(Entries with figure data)
+++

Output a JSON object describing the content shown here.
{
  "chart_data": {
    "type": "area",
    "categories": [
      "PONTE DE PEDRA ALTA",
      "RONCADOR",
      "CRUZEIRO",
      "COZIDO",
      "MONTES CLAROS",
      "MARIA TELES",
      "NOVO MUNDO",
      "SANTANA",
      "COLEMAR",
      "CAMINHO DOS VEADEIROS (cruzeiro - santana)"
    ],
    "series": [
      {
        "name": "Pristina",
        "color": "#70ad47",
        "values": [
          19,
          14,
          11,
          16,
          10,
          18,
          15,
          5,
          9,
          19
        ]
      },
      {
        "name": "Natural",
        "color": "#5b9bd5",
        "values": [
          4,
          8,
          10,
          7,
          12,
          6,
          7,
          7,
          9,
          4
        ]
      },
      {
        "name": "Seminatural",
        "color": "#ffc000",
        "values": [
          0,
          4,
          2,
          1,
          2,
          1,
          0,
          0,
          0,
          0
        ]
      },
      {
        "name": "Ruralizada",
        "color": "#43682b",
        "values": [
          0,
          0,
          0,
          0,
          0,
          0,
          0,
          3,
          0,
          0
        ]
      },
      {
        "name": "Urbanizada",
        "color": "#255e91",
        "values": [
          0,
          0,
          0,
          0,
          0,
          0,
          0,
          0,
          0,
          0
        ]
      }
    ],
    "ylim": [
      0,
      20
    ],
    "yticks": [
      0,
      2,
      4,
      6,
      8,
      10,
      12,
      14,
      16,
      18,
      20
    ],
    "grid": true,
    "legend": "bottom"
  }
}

+++

• What is required: Copy out all lines from the material above that contain the string "color".

• Result of this exercise:
        "color": "#70ad47",
        "color": "#5b9bd5",
        "color": "#ffc000",
        "color": "#43682b",
        "color": "#255e91",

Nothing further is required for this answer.